Objective
Rewrite the stretch from the line containing "Text: TB: TB [100, 1153, 114, 1161]" through the line containing "Text: System: System [123, 1083, 162, 1092]", switching "External Event" to "Internal Event" and keeping everything else unchanged.

[Excerpts from a layout annotation set]
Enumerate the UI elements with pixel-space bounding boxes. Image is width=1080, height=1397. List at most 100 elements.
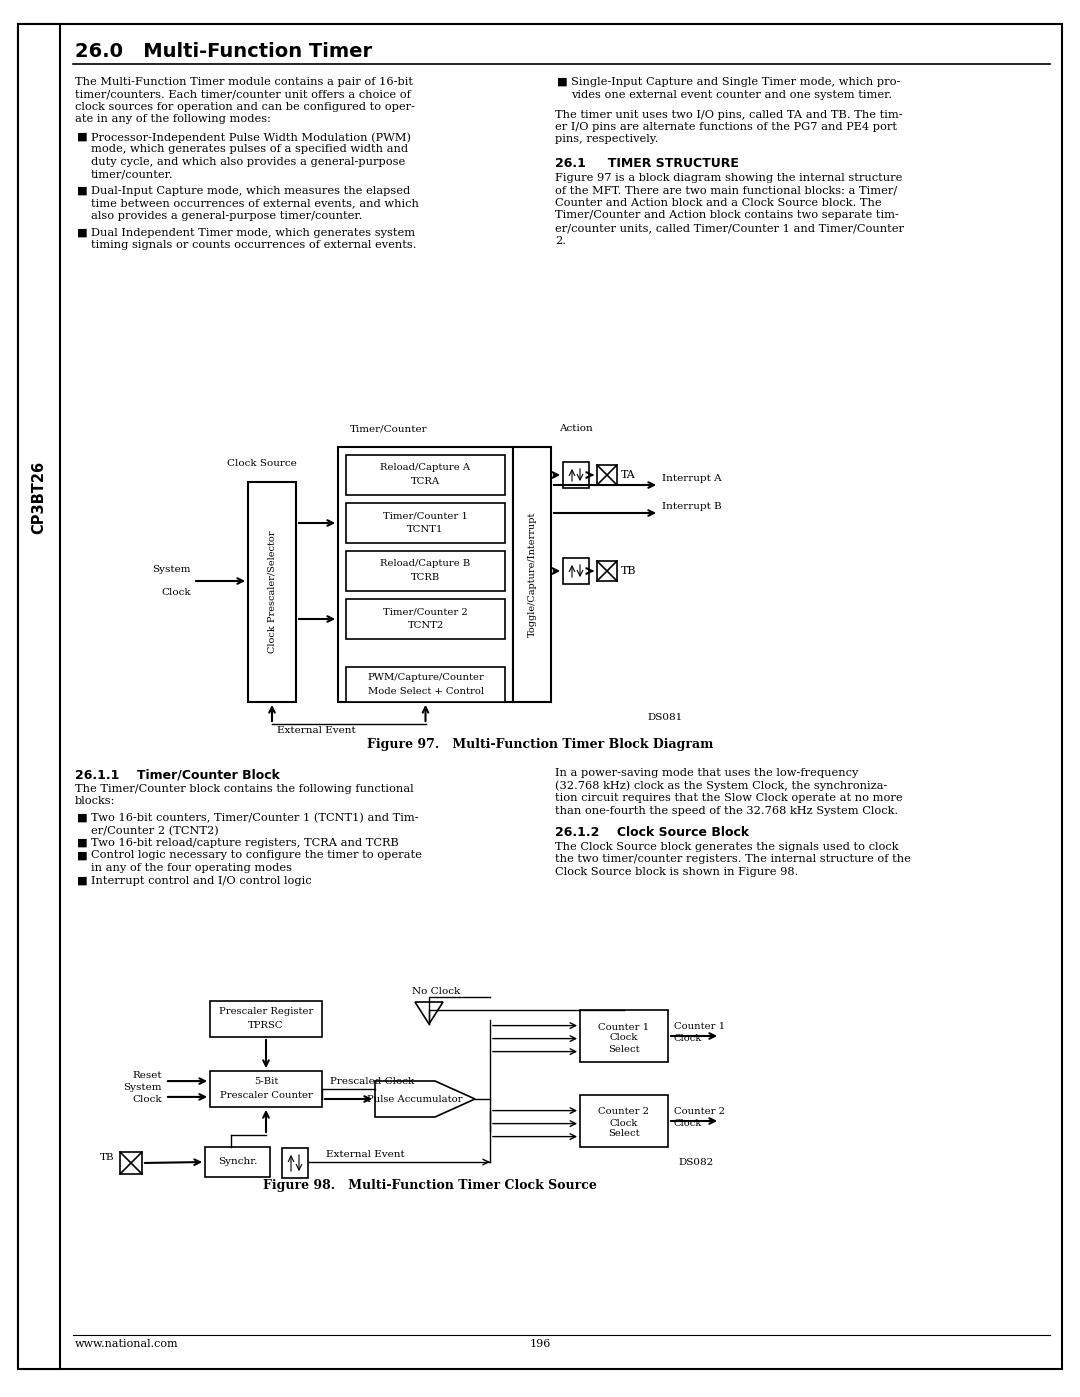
Text: TB: TB [100, 1153, 114, 1161]
Text: The timer unit uses two I/O pins, called TA and TB. The tim-: The timer unit uses two I/O pins, called… [555, 109, 903, 120]
Bar [597, 562, 617, 581]
Text: External Event: External Event [276, 726, 355, 735]
Text: System: System [123, 1083, 162, 1092]
Bar [597, 465, 617, 485]
Text: ■: ■ [557, 77, 568, 87]
Text: Single-Input Capture and Single Timer mode, which pro-: Single-Input Capture and Single Timer mo… [571, 77, 901, 87]
Text: PWM/Capture/Counter: PWM/Capture/Counter [367, 673, 484, 682]
Text: 26.1.1    Timer/Counter Block: 26.1.1 Timer/Counter Block [75, 768, 280, 781]
Text: er/counter units, called Timer/Counter 1 and Timer/Counter: er/counter units, called Timer/Counter 1… [555, 224, 904, 233]
Text: TA: TA [621, 469, 636, 481]
Text: 26.1.2    Clock Source Block: 26.1.2 Clock Source Block [555, 826, 750, 840]
Bar [338, 447, 513, 703]
Text: TCRB: TCRB [410, 574, 441, 583]
Text: vides one external event counter and one system timer.: vides one external event counter and one… [571, 89, 892, 99]
Bar [205, 1147, 270, 1178]
Text: Select: Select [608, 1045, 639, 1053]
Text: Toggle/Capture/Interrupt: Toggle/Capture/Interrupt [527, 511, 537, 637]
Text: Counter 2: Counter 2 [674, 1106, 725, 1116]
Bar [282, 1148, 308, 1178]
Text: TCNT2: TCNT2 [407, 622, 444, 630]
Text: TB: TB [621, 566, 636, 576]
Text: pins, respectively.: pins, respectively. [555, 134, 659, 144]
Text: the two timer/counter registers. The internal structure of the: the two timer/counter registers. The int… [555, 855, 910, 865]
Text: Reload/Capture A: Reload/Capture A [380, 464, 471, 472]
Text: Figure 97 is a block diagram showing the internal structure: Figure 97 is a block diagram showing the… [555, 173, 903, 183]
Text: Synchr.: Synchr. [218, 1158, 257, 1166]
Text: Counter 1: Counter 1 [598, 1023, 649, 1031]
Text: ■: ■ [77, 228, 87, 237]
Text: Figure 97.   Multi-Function Timer Block Diagram: Figure 97. Multi-Function Timer Block Di… [367, 738, 713, 752]
Text: Clock: Clock [133, 1095, 162, 1104]
Text: The Clock Source block generates the signals used to clock: The Clock Source block generates the sig… [555, 842, 899, 852]
Text: Reload/Capture B: Reload/Capture B [380, 560, 471, 569]
Text: ■: ■ [77, 851, 87, 861]
Text: Counter 2: Counter 2 [598, 1108, 649, 1116]
Text: Reset: Reset [133, 1071, 162, 1080]
Bar [580, 1095, 669, 1147]
Text: Figure 98.   Multi-Function Timer Clock Source: Figure 98. Multi-Function Timer Clock So… [264, 1179, 597, 1192]
Text: blocks:: blocks: [75, 796, 116, 806]
Bar [248, 482, 296, 703]
Bar [346, 455, 505, 495]
Text: timing signals or counts occurrences of external events.: timing signals or counts occurrences of … [91, 240, 417, 250]
Text: Timer/Counter and Action block contains two separate tim-: Timer/Counter and Action block contains … [555, 211, 899, 221]
Text: The Timer/Counter block contains the following functional: The Timer/Counter block contains the fol… [75, 784, 414, 793]
Text: External Event: External Event [326, 1150, 405, 1160]
Text: tion circuit requires that the Slow Clock operate at no more: tion circuit requires that the Slow Cloc… [555, 793, 903, 803]
Text: 5-Bit: 5-Bit [254, 1077, 279, 1087]
Text: Clock: Clock [610, 1119, 638, 1127]
Bar [513, 447, 551, 703]
Text: Clock: Clock [674, 1119, 702, 1127]
Text: Two 16-bit reload/capture registers, TCRA and TCRB: Two 16-bit reload/capture registers, TCR… [91, 838, 399, 848]
Text: TCNT1: TCNT1 [407, 525, 444, 535]
Text: than one-fourth the speed of the 32.768 kHz System Clock.: than one-fourth the speed of the 32.768 … [555, 806, 899, 816]
Text: Prescaled Clock: Prescaled Clock [330, 1077, 415, 1085]
Text: DS081: DS081 [647, 712, 683, 722]
Text: Clock: Clock [610, 1034, 638, 1042]
Text: time between occurrences of external events, and which: time between occurrences of external eve… [91, 198, 419, 208]
Polygon shape [375, 1081, 475, 1118]
Text: timer/counter.: timer/counter. [91, 169, 174, 179]
Text: mode, which generates pulses of a specified width and: mode, which generates pulses of a specif… [91, 144, 408, 155]
Text: also provides a general-purpose timer/counter.: also provides a general-purpose timer/co… [91, 211, 363, 221]
Text: of the MFT. There are two main functional blocks: a Timer/: of the MFT. There are two main functiona… [555, 186, 897, 196]
Text: Timer/Counter 1: Timer/Counter 1 [383, 511, 468, 521]
Text: System: System [152, 564, 191, 574]
Text: ate in any of the following modes:: ate in any of the following modes: [75, 115, 271, 124]
Text: Dual-Input Capture mode, which measures the elapsed: Dual-Input Capture mode, which measures … [91, 186, 410, 196]
Text: In a power-saving mode that uses the low-frequency: In a power-saving mode that uses the low… [555, 768, 859, 778]
Text: Action: Action [559, 425, 593, 433]
Text: Clock Source block is shown in Figure 98.: Clock Source block is shown in Figure 98… [555, 868, 798, 877]
Text: Pulse Accumulator: Pulse Accumulator [367, 1094, 462, 1104]
Bar [120, 1153, 141, 1173]
Text: ■: ■ [77, 876, 87, 886]
Text: 26.1     TIMER STRUCTURE: 26.1 TIMER STRUCTURE [555, 156, 739, 170]
Text: Clock: Clock [674, 1034, 702, 1044]
Bar [346, 503, 505, 543]
Text: timer/counters. Each timer/counter unit offers a choice of: timer/counters. Each timer/counter unit … [75, 89, 410, 99]
Text: Interrupt control and I/O control logic: Interrupt control and I/O control logic [91, 876, 312, 886]
Bar [346, 666, 505, 703]
Text: 26.0   Multi-Function Timer: 26.0 Multi-Function Timer [75, 42, 373, 61]
Text: Processor-Independent Pulse Width Modulation (PWM): Processor-Independent Pulse Width Modula… [91, 131, 411, 142]
Text: ■: ■ [77, 186, 87, 196]
Text: Prescaler Counter: Prescaler Counter [219, 1091, 312, 1101]
Text: Timer/Counter 2: Timer/Counter 2 [383, 608, 468, 616]
Text: ■: ■ [77, 131, 87, 142]
Text: clock sources for operation and can be configured to oper-: clock sources for operation and can be c… [75, 102, 415, 112]
Text: The Multi-Function Timer module contains a pair of 16-bit: The Multi-Function Timer module contains… [75, 77, 413, 87]
Text: Control logic necessary to configure the timer to operate: Control logic necessary to configure the… [91, 851, 422, 861]
Bar [580, 1010, 669, 1062]
Text: ■: ■ [77, 838, 87, 848]
Text: Mode Select + Control: Mode Select + Control [367, 687, 484, 696]
Text: (32.768 kHz) clock as the System Clock, the synchroniza-: (32.768 kHz) clock as the System Clock, … [555, 781, 888, 791]
Text: DS082: DS082 [678, 1158, 713, 1166]
Text: Prescaler Register: Prescaler Register [219, 1007, 313, 1017]
Text: TPRSC: TPRSC [248, 1021, 284, 1031]
Text: TCRA: TCRA [410, 478, 440, 486]
Text: Interrupt A: Interrupt A [662, 474, 721, 483]
Text: No Clock: No Clock [411, 988, 460, 996]
Bar [563, 557, 589, 584]
Text: Counter and Action block and a Clock Source block. The: Counter and Action block and a Clock Sou… [555, 198, 881, 208]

Complete response
Text: TB: TB [100, 1153, 114, 1161]
Text: The timer unit uses two I/O pins, called TA and TB. The tim-: The timer unit uses two I/O pins, called… [555, 109, 903, 120]
Bar [597, 562, 617, 581]
Text: Internal Event: Internal Event [276, 726, 355, 735]
Text: System: System [123, 1083, 162, 1092]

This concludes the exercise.